PROBLEM DESCRIPTION -
Copy each line that holds "featuring".

Saved data entries -
————
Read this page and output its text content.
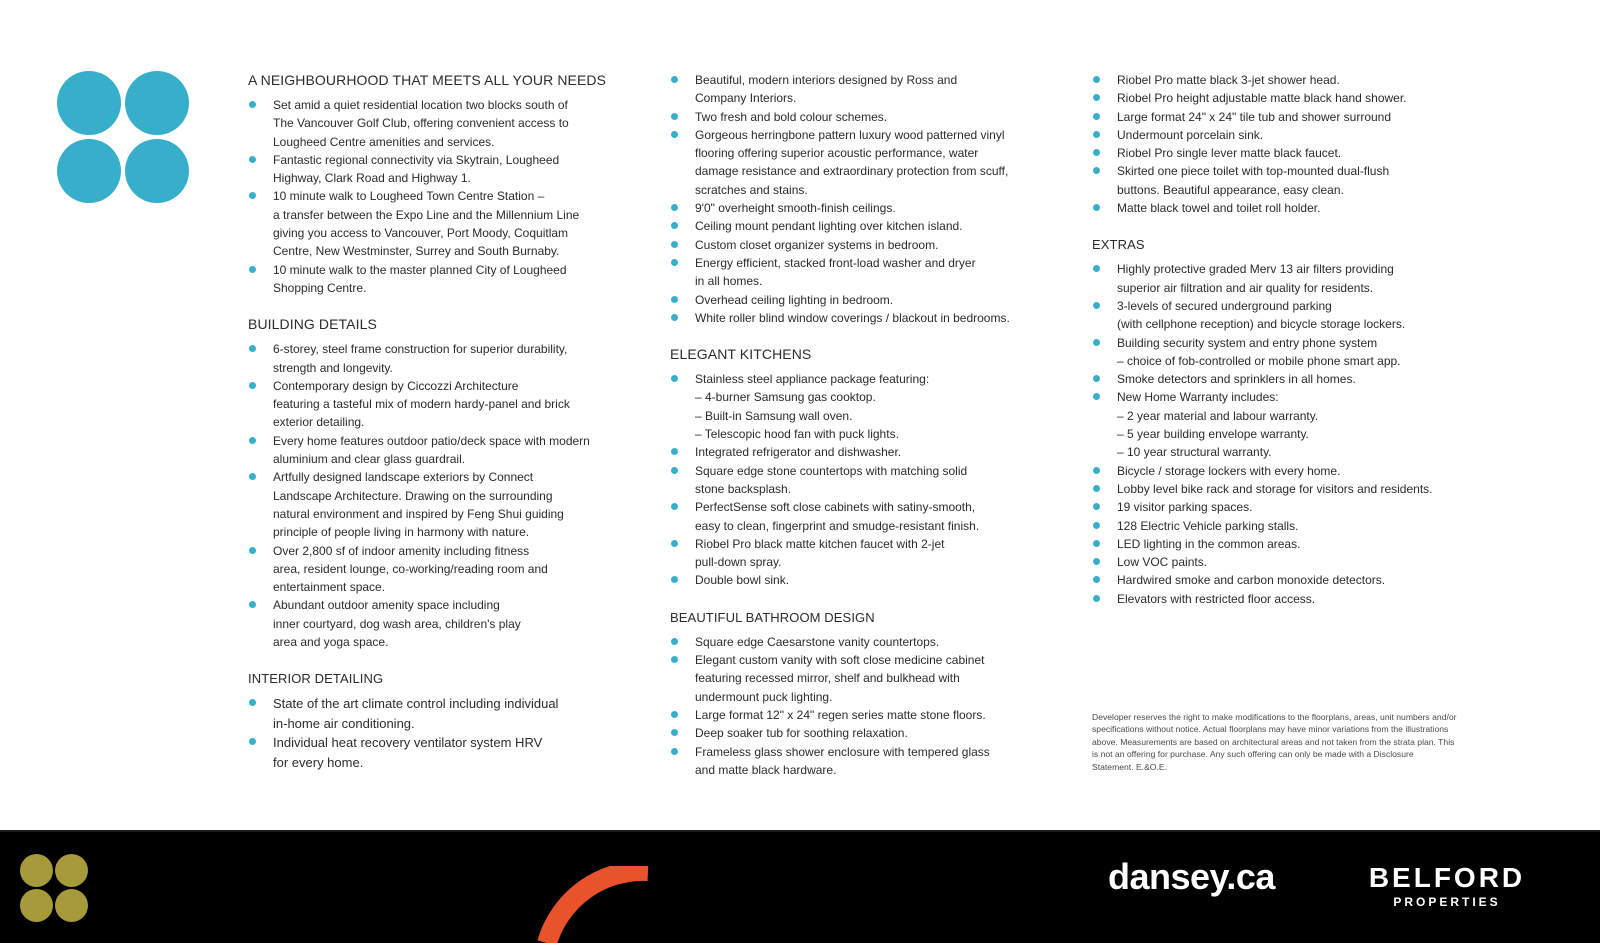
A NEIGHBOURHOOD THAT MEETS ALL YOUR NEEDS
Set amid a quiet residential location two blocks south of
The Vancouver Golf Club, offering convenient access to
Lougheed Centre amenities and services.
Fantastic regional connectivity via Skytrain, Lougheed
Highway, Clark Road and Highway 1.
10 minute walk to Lougheed Town Centre Station –
a transfer between the Expo Line and the Millennium Line
giving you access to Vancouver, Port Moody, Coquitlam
Centre, New Westminster, Surrey and South Burnaby.
10 minute walk to the master planned City of Lougheed
Shopping Centre.
BUILDING DETAILS
6-storey, steel frame construction for superior durability,
strength and longevity.
Contemporary design by Ciccozzi Architecture
featuring a tasteful mix of modern hardy-panel and brick
exterior detailing.
Every home features outdoor patio/deck space with modern
aluminium and clear glass guardrail.
Artfully designed landscape exteriors by Connect
Landscape Architecture. Drawing on the surrounding
natural environment and inspired by Feng Shui guiding
principle of people living in harmony with nature.
Over 2,800 sf of indoor amenity including fitness
area, resident lounge, co-working/reading room and
entertainment space.
Abundant outdoor amenity space including
inner courtyard, dog wash area, children's play
area and yoga space.
INTERIOR DETAILING
State of the art climate control including individual
in-home air conditioning.
Individual heat recovery ventilator system HRV
for every home.
Beautiful, modern interiors designed by Ross and
Company Interiors.
Two fresh and bold colour schemes.
Gorgeous herringbone pattern luxury wood patterned vinyl
flooring offering superior acoustic performance, water
damage resistance and extraordinary protection from scuff,
scratches and stains.
9'0" overheight smooth-finish ceilings.
Ceiling mount pendant lighting over kitchen island.
Custom closet organizer systems in bedroom.
Energy efficient, stacked front-load washer and dryer
in all homes.
Overhead ceiling lighting in bedroom.
White roller blind window coverings / blackout in bedrooms.
ELEGANT KITCHENS
Stainless steel appliance package featuring:
– 4-burner Samsung gas cooktop.
– Built-in Samsung wall oven.
– Telescopic hood fan with puck lights.
Integrated refrigerator and dishwasher.
Square edge stone countertops with matching solid
stone backsplash.
PerfectSense soft close cabinets with satiny-smooth,
easy to clean, fingerprint and smudge-resistant finish.
Riobel Pro black matte kitchen faucet with 2-jet
pull-down spray.
Double bowl sink.
BEAUTIFUL BATHROOM DESIGN
Square edge Caesarstone vanity countertops.
Elegant custom vanity with soft close medicine cabinet
featuring recessed mirror, shelf and bulkhead with
undermount puck lighting.
Large format 12" x 24" regen series matte stone floors.
Deep soaker tub for soothing relaxation.
Frameless glass shower enclosure with tempered glass
and matte black hardware.
Riobel Pro matte black 3-jet shower head.
Riobel Pro height adjustable matte black hand shower.
Large format 24" x 24" tile tub and shower surround
Undermount porcelain sink.
Riobel Pro single lever matte black faucet.
Skirted one piece toilet with top-mounted dual-flush
buttons. Beautiful appearance, easy clean.
Matte black towel and toilet roll holder.
EXTRAS
Highly protective graded Merv 13 air filters providing
superior air filtration and air quality for residents.
3-levels of secured underground parking
(with cellphone reception) and bicycle storage lockers.
Building security system and entry phone system
– choice of fob-controlled or mobile phone smart app.
Smoke detectors and sprinklers in all homes.
New Home Warranty includes:
– 2 year material and labour warranty.
– 5 year building envelope warranty.
– 10 year structural warranty.
Bicycle / storage lockers with every home.
Lobby level bike rack and storage for visitors and residents.
19 visitor parking spaces.
128 Electric Vehicle parking stalls.
LED lighting in the common areas.
Low VOC paints.
Hardwired smoke and carbon monoxide detectors.
Elevators with restricted floor access.
Developer reserves the right to make modifications to the floorplans, areas, unit numbers and/or specifications without notice. Actual floorplans may have minor variations from the illustrations above. Measurements are based on architectural areas and not taken from the strata plan. This is not an offering for purchase. Any such offering can only be made with a Disclosure Statement. E.&O.E.
dansey.ca	BELFORD
PROPERTIES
————
OUTPUT FOR THIS EXERCISE -
featuring a tasteful mix of modern hardy-panel and brick
Stainless steel appliance package featuring:
featuring recessed mirror, shelf and bulkhead with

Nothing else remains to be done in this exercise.